------ 抽出項目

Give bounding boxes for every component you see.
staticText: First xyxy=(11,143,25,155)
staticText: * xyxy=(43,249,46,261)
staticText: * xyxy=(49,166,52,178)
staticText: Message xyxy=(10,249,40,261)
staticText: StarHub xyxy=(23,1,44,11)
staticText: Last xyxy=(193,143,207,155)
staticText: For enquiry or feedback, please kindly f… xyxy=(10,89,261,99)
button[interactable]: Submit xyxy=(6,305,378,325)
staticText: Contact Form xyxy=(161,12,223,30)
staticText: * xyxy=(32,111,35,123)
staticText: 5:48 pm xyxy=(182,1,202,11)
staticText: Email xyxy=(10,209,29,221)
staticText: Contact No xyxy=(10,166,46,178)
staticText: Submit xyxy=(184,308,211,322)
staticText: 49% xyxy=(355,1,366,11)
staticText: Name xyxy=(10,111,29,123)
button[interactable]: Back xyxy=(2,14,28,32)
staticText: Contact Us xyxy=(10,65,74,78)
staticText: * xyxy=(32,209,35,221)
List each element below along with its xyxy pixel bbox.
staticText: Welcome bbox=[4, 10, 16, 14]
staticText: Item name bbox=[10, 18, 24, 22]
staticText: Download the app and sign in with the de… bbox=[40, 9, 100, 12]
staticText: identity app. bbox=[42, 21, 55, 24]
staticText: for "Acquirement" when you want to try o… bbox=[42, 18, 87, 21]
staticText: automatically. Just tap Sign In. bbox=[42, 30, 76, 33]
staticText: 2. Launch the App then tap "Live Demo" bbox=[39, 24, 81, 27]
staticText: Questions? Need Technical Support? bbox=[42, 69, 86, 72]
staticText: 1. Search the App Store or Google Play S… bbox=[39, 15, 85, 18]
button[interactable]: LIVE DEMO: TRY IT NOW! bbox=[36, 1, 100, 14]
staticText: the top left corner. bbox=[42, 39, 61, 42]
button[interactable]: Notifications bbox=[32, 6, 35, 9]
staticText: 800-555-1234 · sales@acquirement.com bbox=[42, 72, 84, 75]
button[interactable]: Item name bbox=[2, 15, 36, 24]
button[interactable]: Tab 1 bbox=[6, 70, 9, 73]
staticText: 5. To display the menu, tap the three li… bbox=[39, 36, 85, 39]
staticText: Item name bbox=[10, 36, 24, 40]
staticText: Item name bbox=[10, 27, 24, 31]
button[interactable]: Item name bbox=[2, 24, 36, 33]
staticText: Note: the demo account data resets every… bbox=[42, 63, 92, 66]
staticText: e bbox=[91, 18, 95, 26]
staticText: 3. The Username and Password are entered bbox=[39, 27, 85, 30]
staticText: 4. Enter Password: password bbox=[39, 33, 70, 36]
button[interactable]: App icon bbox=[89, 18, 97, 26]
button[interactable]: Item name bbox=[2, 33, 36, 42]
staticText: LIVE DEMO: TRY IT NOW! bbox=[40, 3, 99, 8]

------------

課題: 上の資料の全行で「Submit」を「Send」に差し替え、それ以外は一切変えずに書き出すこと。

正答:
Give bounding boxes for every component you see.
staticText: First xyxy=(11,143,25,155)
staticText: * xyxy=(43,249,46,261)
staticText: * xyxy=(49,166,52,178)
staticText: Message xyxy=(10,249,40,261)
staticText: StarHub xyxy=(23,1,44,11)
staticText: Last xyxy=(193,143,207,155)
staticText: For enquiry or feedback, please kindly f… xyxy=(10,89,261,99)
button[interactable]: Send xyxy=(6,305,378,325)
staticText: Contact Form xyxy=(161,12,223,30)
staticText: * xyxy=(32,111,35,123)
staticText: 5:48 pm xyxy=(182,1,202,11)
staticText: Email xyxy=(10,209,29,221)
staticText: Contact No xyxy=(10,166,46,178)
staticText: Send xyxy=(184,308,211,322)
staticText: 49% xyxy=(355,1,366,11)
staticText: Name xyxy=(10,111,29,123)
button[interactable]: Back xyxy=(2,14,28,32)
staticText: Contact Us xyxy=(10,65,74,78)
staticText: * xyxy=(32,209,35,221)
List each element below along with its xyxy pixel bbox.
staticText: Welcome bbox=[4, 10, 16, 14]
staticText: Item name bbox=[10, 18, 24, 22]
staticText: Download the app and sign in with the de… bbox=[40, 9, 100, 12]
staticText: identity app. bbox=[42, 21, 55, 24]
staticText: for "Acquirement" when you want to try o… bbox=[42, 18, 87, 21]
staticText: automatically. Just tap Sign In. bbox=[42, 30, 76, 33]
staticText: 2. Launch the App then tap "Live Demo" bbox=[39, 24, 81, 27]
staticText: Questions? Need Technical Support? bbox=[42, 69, 86, 72]
staticText: 1. Search the App Store or Google Play S… bbox=[39, 15, 85, 18]
button[interactable]: LIVE DEMO: TRY IT NOW! bbox=[36, 1, 100, 14]
staticText: the top left corner. bbox=[42, 39, 61, 42]
button[interactable]: Notifications bbox=[32, 6, 35, 9]
staticText: 800-555-1234 · sales@acquirement.com bbox=[42, 72, 84, 75]
button[interactable]: Item name bbox=[2, 15, 36, 24]
button[interactable]: Tab 1 bbox=[6, 70, 9, 73]
staticText: 5. To display the menu, tap the three li… bbox=[39, 36, 85, 39]
staticText: Item name bbox=[10, 36, 24, 40]
staticText: Item name bbox=[10, 27, 24, 31]
button[interactable]: Item name bbox=[2, 24, 36, 33]
staticText: Note: the demo account data resets every… bbox=[42, 63, 92, 66]
staticText: e bbox=[91, 18, 95, 26]
staticText: 3. The Username and Password are entered bbox=[39, 27, 85, 30]
staticText: 4. Enter Password: password bbox=[39, 33, 70, 36]
button[interactable]: App icon bbox=[89, 18, 97, 26]
button[interactable]: Item name bbox=[2, 33, 36, 42]
staticText: LIVE DEMO: TRY IT NOW! bbox=[40, 3, 99, 8]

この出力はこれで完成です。